> **Exercise requirements**: Without the images, print all the entries below exactly as given.

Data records
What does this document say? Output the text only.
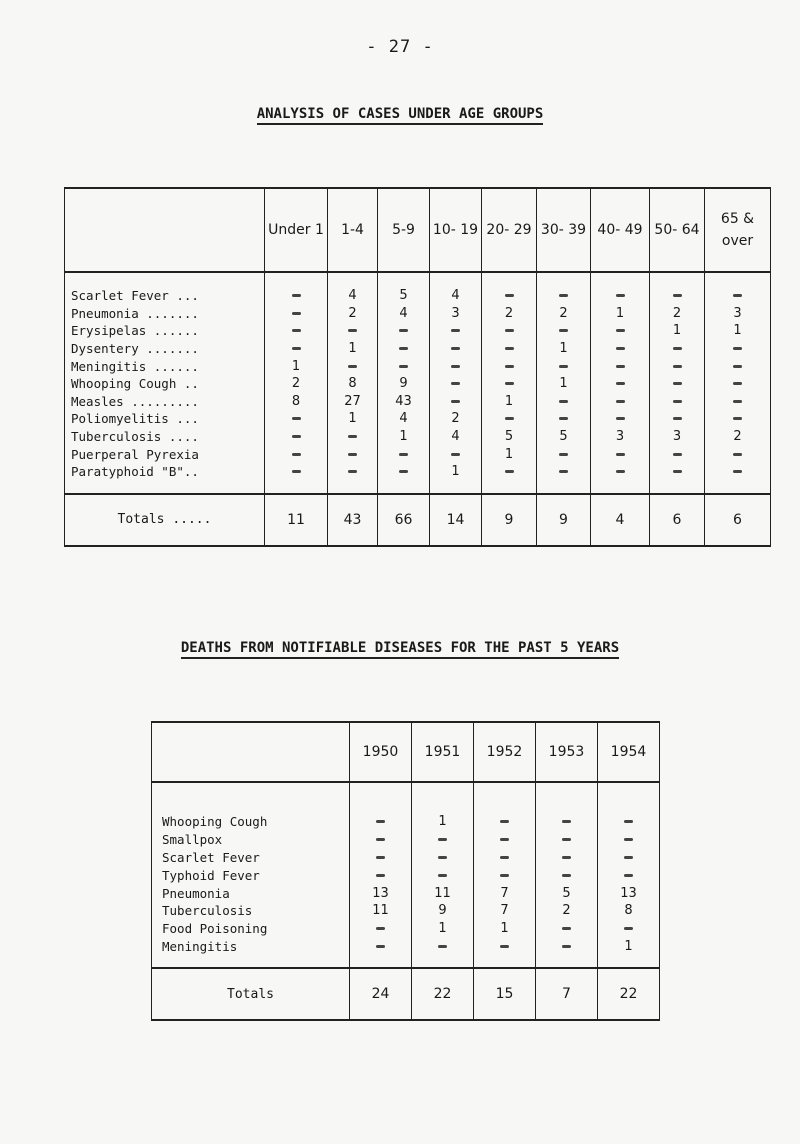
- 27 -
ANALYSIS OF CASES UNDER AGE GROUPS
	Under 1	1-4	5-9	10- 19	20- 29	30- 39	40- 49	50- 64	65 & over
Scarlet Fever ...		4	5	4					
Pneumonia .......		2	4	3	2	2	1	2	3
Erysipelas ......								1	1
Dysentery .......		1				1			
Meningitis ......	1								
Whooping Cough ..	2	8	9			1			
Measles .........	8	27	43		1				
Poliomyelitis ...		1	4	2					
Tuberculosis ....			1	4	5	5	3	3	2
Puerperal Pyrexia					1				
Paratyphoid "B"..				1					
Totals .....	11	43	66	14	9	9	4	6	6
DEATHS FROM NOTIFIABLE DISEASES FOR THE PAST 5 YEARS
	1950	1951	1952	1953	1954
Whooping Cough		1			
Smallpox					
Scarlet Fever					
Typhoid Fever					
Pneumonia	13	11	7	5	13
Tuberculosis	11	9	7	2	8
Food Poisoning		1	1		
Meningitis					1
Totals	24	22	15	7	22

> **Result of this exercise**:
What does this document say? Output the text only.
- 27 -
ANALYSIS OF CASES UNDER AGE GROUPS
	Under 1	1-4	5-9	10- 19	20- 29	30- 39	40- 49	50- 64	65 & over
Scarlet Fever ...		4	5	4					
Pneumonia .......		2	4	3	2	2	1	2	3
Erysipelas ......								1	1
Dysentery .......		1				1			
Meningitis ......	1								
Whooping Cough ..	2	8	9			1			
Measles .........	8	27	43		1				
Poliomyelitis ...		1	4	2					
Tuberculosis ....			1	4	5	5	3	3	2
Puerperal Pyrexia					1				
Paratyphoid "B"..				1					
Totals .....	11	43	66	14	9	9	4	6	6
DEATHS FROM NOTIFIABLE DISEASES FOR THE PAST 5 YEARS
	1950	1951	1952	1953	1954
Whooping Cough		1			
Smallpox					
Scarlet Fever					
Typhoid Fever					
Pneumonia	13	11	7	5	13
Tuberculosis	11	9	7	2	8
Food Poisoning		1	1		
Meningitis					1
Totals	24	22	15	7	22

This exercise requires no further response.